Since our argument names follow a clear pattern, there's no need for us to specify them explicitly:

<?
$z = plumb({ call_user_func({ 0({ call_user_func(1(1), 2) }) },
                            { 0({ call_user_func(1(1), 2) }) }) });

$∘ = plumb({{{ 0(1(2)) }}});

One problem with this pattern of argument names is that it's not very composable: functions at different levels of nesting must reference their argument using different numbers. This makes all of our terms context-dependent, which breaks locality and prevents reuse.

There is an alternative naming pattern, called de Bruijn indexing, which works the other way around: a numeral n refers to the argument of the function n levels up. In other words:

In this scheme we can define local patterns once and they'll work anywhere; for example "call our argument with itself" will always be <? 0(0).

To use de Bruijn indexing in our Z and composition examples, we just swap the <? 0s with the <? 2s:

<?
$z = plumb({ call_user_func({ 1({ call_user_func(1(1), 0) }) },
                            { 1({ call_user_func(1(1), 0) }) }) });

$∘ = plumb({{{ 2(1(0)) }}});

Avoiding <? call_user_func

PHP's semantics has a clear notion of expressions; unfortunately, it's syntax doesn't. Instead, its lexer has a bunch of special-cases, which are handled inconsistently. Two expressions with the same function as their value may be treated differently, based on how they're written. For example, we can call a variable as a function <? $x(), but we can't call a function as a function <? (function(){})() and we can't call a return value as a function <? ($y())(). The latter two are syntax errors, which is why we need to use indirection like <? call_user_func.

This is a fundamental bug in PHP's lexer, and is especially horrendous for a function-based DSL like Plumb! There's no clear way to avoid this bug when using PHP functions; instead, we'll have to abandon representing Plumb functions with PHP's functions and use some other PHP term.

• Data records:
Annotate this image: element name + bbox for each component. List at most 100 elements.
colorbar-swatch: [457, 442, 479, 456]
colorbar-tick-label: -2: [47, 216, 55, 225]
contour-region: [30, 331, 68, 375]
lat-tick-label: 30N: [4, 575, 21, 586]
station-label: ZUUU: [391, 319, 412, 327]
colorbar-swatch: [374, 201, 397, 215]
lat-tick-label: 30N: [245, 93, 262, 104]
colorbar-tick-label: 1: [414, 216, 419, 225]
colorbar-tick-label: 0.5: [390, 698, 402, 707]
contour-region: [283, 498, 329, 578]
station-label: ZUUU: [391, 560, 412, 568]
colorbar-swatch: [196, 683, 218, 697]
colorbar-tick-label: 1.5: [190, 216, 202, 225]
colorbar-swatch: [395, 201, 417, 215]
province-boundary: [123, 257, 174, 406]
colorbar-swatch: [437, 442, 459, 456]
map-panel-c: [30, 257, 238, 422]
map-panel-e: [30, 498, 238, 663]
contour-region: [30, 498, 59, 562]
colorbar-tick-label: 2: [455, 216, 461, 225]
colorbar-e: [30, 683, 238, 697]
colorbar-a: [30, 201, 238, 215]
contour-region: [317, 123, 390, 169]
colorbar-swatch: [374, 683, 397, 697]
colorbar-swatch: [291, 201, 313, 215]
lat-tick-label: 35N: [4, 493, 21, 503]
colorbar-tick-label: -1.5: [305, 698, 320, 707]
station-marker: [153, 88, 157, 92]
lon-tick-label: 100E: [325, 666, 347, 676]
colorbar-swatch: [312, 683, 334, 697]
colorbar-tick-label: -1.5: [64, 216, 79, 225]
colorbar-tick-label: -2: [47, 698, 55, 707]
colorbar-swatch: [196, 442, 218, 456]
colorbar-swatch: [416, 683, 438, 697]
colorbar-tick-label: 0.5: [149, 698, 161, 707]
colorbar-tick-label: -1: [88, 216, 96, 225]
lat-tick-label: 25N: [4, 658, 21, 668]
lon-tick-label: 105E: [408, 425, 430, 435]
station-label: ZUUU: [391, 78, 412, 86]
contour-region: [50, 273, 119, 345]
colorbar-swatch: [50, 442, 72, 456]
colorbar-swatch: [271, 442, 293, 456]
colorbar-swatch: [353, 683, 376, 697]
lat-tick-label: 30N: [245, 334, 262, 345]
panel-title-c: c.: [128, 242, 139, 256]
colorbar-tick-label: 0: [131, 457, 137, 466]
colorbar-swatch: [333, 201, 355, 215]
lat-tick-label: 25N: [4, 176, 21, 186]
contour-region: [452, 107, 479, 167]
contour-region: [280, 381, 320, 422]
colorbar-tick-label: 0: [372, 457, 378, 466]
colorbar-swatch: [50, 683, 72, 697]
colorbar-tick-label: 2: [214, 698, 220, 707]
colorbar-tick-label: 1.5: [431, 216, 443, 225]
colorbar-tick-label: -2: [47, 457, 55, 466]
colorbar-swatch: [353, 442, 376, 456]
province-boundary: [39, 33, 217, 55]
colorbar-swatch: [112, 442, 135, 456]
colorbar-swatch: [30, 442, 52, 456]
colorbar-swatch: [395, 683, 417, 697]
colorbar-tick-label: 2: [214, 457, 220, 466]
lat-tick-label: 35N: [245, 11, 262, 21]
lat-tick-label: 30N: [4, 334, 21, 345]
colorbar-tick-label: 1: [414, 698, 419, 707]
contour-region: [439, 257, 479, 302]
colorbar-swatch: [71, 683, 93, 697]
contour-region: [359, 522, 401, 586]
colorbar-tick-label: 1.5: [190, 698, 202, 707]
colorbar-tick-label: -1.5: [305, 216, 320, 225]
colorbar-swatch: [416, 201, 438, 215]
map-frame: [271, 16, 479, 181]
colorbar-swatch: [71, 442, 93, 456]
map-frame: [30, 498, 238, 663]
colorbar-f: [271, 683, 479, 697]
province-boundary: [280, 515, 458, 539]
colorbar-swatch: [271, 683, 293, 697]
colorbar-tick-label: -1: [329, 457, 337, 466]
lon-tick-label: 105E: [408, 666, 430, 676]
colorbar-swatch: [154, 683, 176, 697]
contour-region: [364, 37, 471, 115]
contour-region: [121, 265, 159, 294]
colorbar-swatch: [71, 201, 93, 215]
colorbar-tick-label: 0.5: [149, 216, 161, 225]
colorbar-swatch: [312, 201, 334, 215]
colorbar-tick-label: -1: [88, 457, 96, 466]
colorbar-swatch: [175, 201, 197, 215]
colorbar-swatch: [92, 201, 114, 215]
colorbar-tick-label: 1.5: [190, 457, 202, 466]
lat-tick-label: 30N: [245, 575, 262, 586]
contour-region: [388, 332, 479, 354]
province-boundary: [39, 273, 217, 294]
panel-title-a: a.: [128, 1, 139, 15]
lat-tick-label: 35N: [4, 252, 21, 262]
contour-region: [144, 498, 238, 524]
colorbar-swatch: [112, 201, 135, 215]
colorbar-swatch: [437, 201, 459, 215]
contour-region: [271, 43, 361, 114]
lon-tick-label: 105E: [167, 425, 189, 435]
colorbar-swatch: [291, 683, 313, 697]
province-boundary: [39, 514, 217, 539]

• What the task requires:
Decide whether each statement below agrees with the passage on argument naming in Plumb, answering yes or no and quoting the deciding words of the passage. (a) Under de Bruijn indexing, a numeral n refers to the argument of the function n levels up. (b) PHP does not allow a variable to be called as a function. (c) The passage says there is a clear way to avoid the lexer bug when using PHP functions.

• Answer:
(a) Yes: "a numeral n refers to the argument of the function n levels up."
(b) No: "we can call a variable as a function"
(c) No: "There's no clear way to avoid this bug when using PHP functions"